EXERCISE PROMPT
For this exercise, repeat all of the material verbatim apart from its images.
— start of AVAILABLE DATA —
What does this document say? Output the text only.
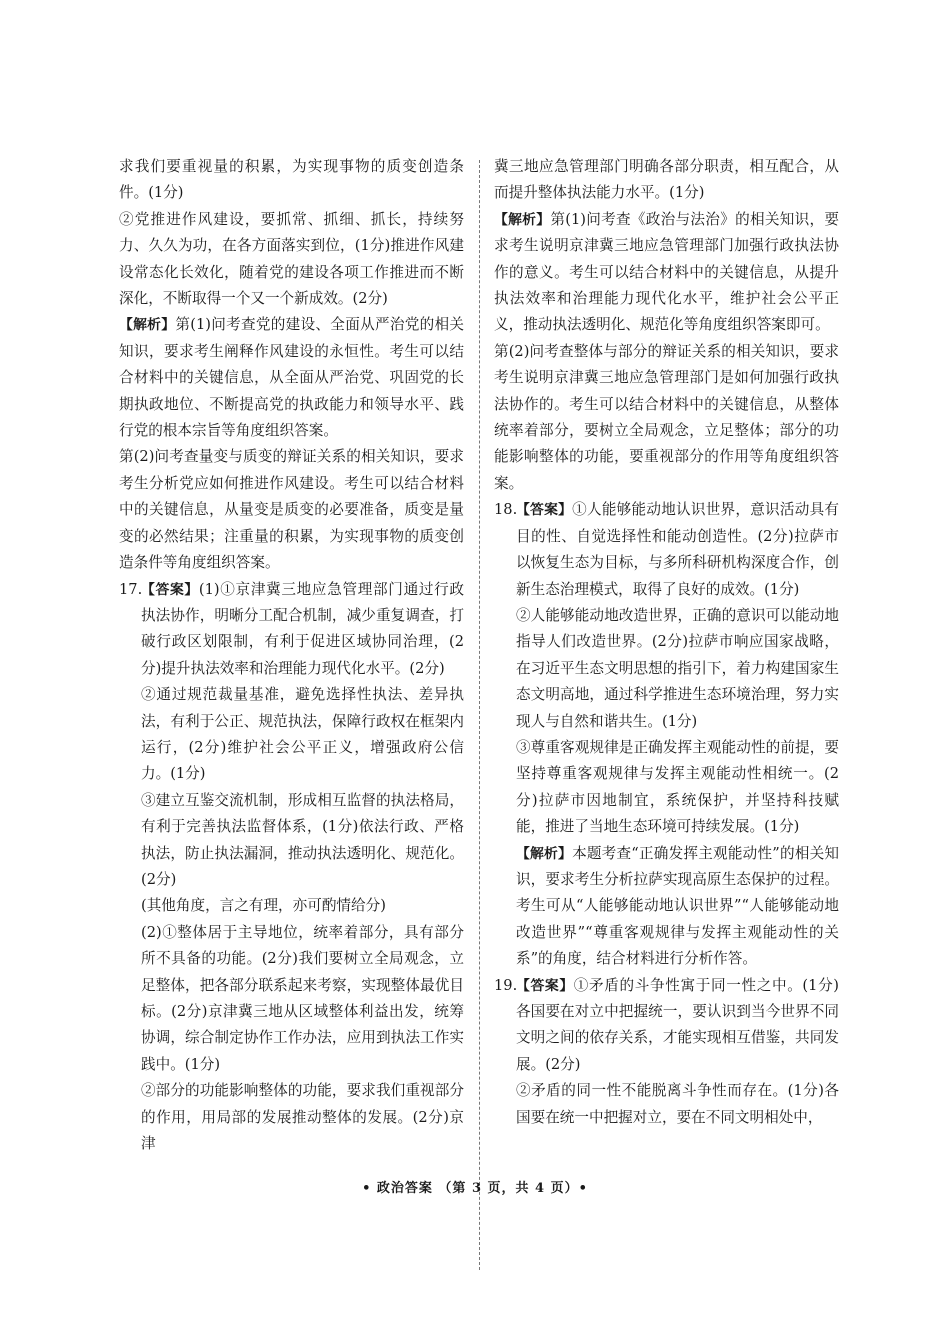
求我们要重视量的积累，为实现事物的质变创造条件。(1分)

②党推进作风建设，要抓常、抓细、抓长，持续努力、久久为功，在各方面落实到位，(1分)推进作风建设常态化长效化，随着党的建设各项工作推进而不断深化，不断取得一个又一个新成效。(2分)

【解析】第(1)问考查党的建设、全面从严治党的相关知识，要求考生阐释作风建设的永恒性。考生可以结合材料中的关键信息，从全面从严治党、巩固党的长期执政地位、不断提高党的执政能力和领导水平、践行党的根本宗旨等角度组织答案。

第(2)问考查量变与质变的辩证关系的相关知识，要求考生分析党应如何推进作风建设。考生可以结合材料中的关键信息，从量变是质变的必要准备，质变是量变的必然结果；注重量的积累，为实现事物的质变创造条件等角度组织答案。

17.

【答案】(1)①京津冀三地应急管理部门通过行政执法协作，明晰分工配合机制，减少重复调查，打破行政区划限制，有利于促进区域协同治理，(2分)提升执法效率和治理能力现代化水平。(2分)

②通过规范裁量基准，避免选择性执法、差异执法，有利于公正、规范执法，保障行政权在框架内运行，(2分)维护社会公平正义，增强政府公信力。(1分)

③建立互鉴交流机制，形成相互监督的执法格局，有利于完善执法监督体系，(1分)依法行政、严格执法，防止执法漏洞，推动执法透明化、规范化。(2分)

(其他角度，言之有理，亦可酌情给分)

(2)①整体居于主导地位，统率着部分，具有部分所不具备的功能。(2分)我们要树立全局观念，立足整体，把各部分联系起来考察，实现整体最优目标。(2分)京津冀三地从区域整体利益出发，统筹协调，综合制定协作工作办法，应用到执法工作实践中。(1分)

②部分的功能影响整体的功能，要求我们重视部分的作用，用局部的发展推动整体的发展。(2分)京津

冀三地应急管理部门明确各部分职责，相互配合，从而提升整体执法能力水平。(1分)

【解析】第(1)问考查《政治与法治》的相关知识，要求考生说明京津冀三地应急管理部门加强行政执法协作的意义。考生可以结合材料中的关键信息，从提升执法效率和治理能力现代化水平，维护社会公平正义，推动执法透明化、规范化等角度组织答案即可。

第(2)问考查整体与部分的辩证关系的相关知识，要求考生说明京津冀三地应急管理部门是如何加强行政执法协作的。考生可以结合材料中的关键信息，从整体统率着部分，要树立全局观念，立足整体；部分的功能影响整体的功能，要重视部分的作用等角度组织答案。

18.

【答案】①人能够能动地认识世界，意识活动具有目的性、自觉选择性和能动创造性。(2分)拉萨市以恢复生态为目标，与多所科研机构深度合作，创新生态治理模式，取得了良好的成效。(1分)

②人能够能动地改造世界，正确的意识可以能动地指导人们改造世界。(2分)拉萨市响应国家战略，在习近平生态文明思想的指引下，着力构建国家生态文明高地，通过科学推进生态环境治理，努力实现人与自然和谐共生。(1分)

③尊重客观规律是正确发挥主观能动性的前提，要坚持尊重客观规律与发挥主观能动性相统一。(2分)拉萨市因地制宜，系统保护，并坚持科技赋能，推进了当地生态环境可持续发展。(1分)

【解析】本题考查“正确发挥主观能动性”的相关知识，要求考生分析拉萨实现高原生态保护的过程。考生可从“人能够能动地认识世界”“人能够能动地改造世界”“尊重客观规律与发挥主观能动性的关系”的角度，结合材料进行分析作答。

19.

【答案】①矛盾的斗争性寓于同一性之中。(1分)各国要在对立中把握统一，要认识到当今世界不同文明之间的依存关系，才能实现相互借鉴，共同发展。(2分)

②矛盾的同一性不能脱离斗争性而存在。(1分)各国要在统一中把握对立，要在不同文明相处中，

• 政治答案 （第 3 页，共 4 页）•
— end of AVAILABLE DATA —
SOLUTION TO THIS EXERCISE
What does this document say? Output the text only.
求我们要重视量的积累，为实现事物的质变创造条件。(1分)

②党推进作风建设，要抓常、抓细、抓长，持续努力、久久为功，在各方面落实到位，(1分)推进作风建设常态化长效化，随着党的建设各项工作推进而不断深化，不断取得一个又一个新成效。(2分)

【解析】第(1)问考查党的建设、全面从严治党的相关知识，要求考生阐释作风建设的永恒性。考生可以结合材料中的关键信息，从全面从严治党、巩固党的长期执政地位、不断提高党的执政能力和领导水平、践行党的根本宗旨等角度组织答案。

第(2)问考查量变与质变的辩证关系的相关知识，要求考生分析党应如何推进作风建设。考生可以结合材料中的关键信息，从量变是质变的必要准备，质变是量变的必然结果；注重量的积累，为实现事物的质变创造条件等角度组织答案。

17.

【答案】(1)①京津冀三地应急管理部门通过行政执法协作，明晰分工配合机制，减少重复调查，打破行政区划限制，有利于促进区域协同治理，(2分)提升执法效率和治理能力现代化水平。(2分)

②通过规范裁量基准，避免选择性执法、差异执法，有利于公正、规范执法，保障行政权在框架内运行，(2分)维护社会公平正义，增强政府公信力。(1分)

③建立互鉴交流机制，形成相互监督的执法格局，有利于完善执法监督体系，(1分)依法行政、严格执法，防止执法漏洞，推动执法透明化、规范化。(2分)

(其他角度，言之有理，亦可酌情给分)

(2)①整体居于主导地位，统率着部分，具有部分所不具备的功能。(2分)我们要树立全局观念，立足整体，把各部分联系起来考察，实现整体最优目标。(2分)京津冀三地从区域整体利益出发，统筹协调，综合制定协作工作办法，应用到执法工作实践中。(1分)

②部分的功能影响整体的功能，要求我们重视部分的作用，用局部的发展推动整体的发展。(2分)京津

冀三地应急管理部门明确各部分职责，相互配合，从而提升整体执法能力水平。(1分)

【解析】第(1)问考查《政治与法治》的相关知识，要求考生说明京津冀三地应急管理部门加强行政执法协作的意义。考生可以结合材料中的关键信息，从提升执法效率和治理能力现代化水平，维护社会公平正义，推动执法透明化、规范化等角度组织答案即可。

第(2)问考查整体与部分的辩证关系的相关知识，要求考生说明京津冀三地应急管理部门是如何加强行政执法协作的。考生可以结合材料中的关键信息，从整体统率着部分，要树立全局观念，立足整体；部分的功能影响整体的功能，要重视部分的作用等角度组织答案。

18.

【答案】①人能够能动地认识世界，意识活动具有目的性、自觉选择性和能动创造性。(2分)拉萨市以恢复生态为目标，与多所科研机构深度合作，创新生态治理模式，取得了良好的成效。(1分)

②人能够能动地改造世界，正确的意识可以能动地指导人们改造世界。(2分)拉萨市响应国家战略，在习近平生态文明思想的指引下，着力构建国家生态文明高地，通过科学推进生态环境治理，努力实现人与自然和谐共生。(1分)

③尊重客观规律是正确发挥主观能动性的前提，要坚持尊重客观规律与发挥主观能动性相统一。(2分)拉萨市因地制宜，系统保护，并坚持科技赋能，推进了当地生态环境可持续发展。(1分)

【解析】本题考查“正确发挥主观能动性”的相关知识，要求考生分析拉萨实现高原生态保护的过程。考生可从“人能够能动地认识世界”“人能够能动地改造世界”“尊重客观规律与发挥主观能动性的关系”的角度，结合材料进行分析作答。

19.

【答案】①矛盾的斗争性寓于同一性之中。(1分)各国要在对立中把握统一，要认识到当今世界不同文明之间的依存关系，才能实现相互借鉴，共同发展。(2分)

②矛盾的同一性不能脱离斗争性而存在。(1分)各国要在统一中把握对立，要在不同文明相处中，

• 政治答案 （第 3 页，共 4 页）•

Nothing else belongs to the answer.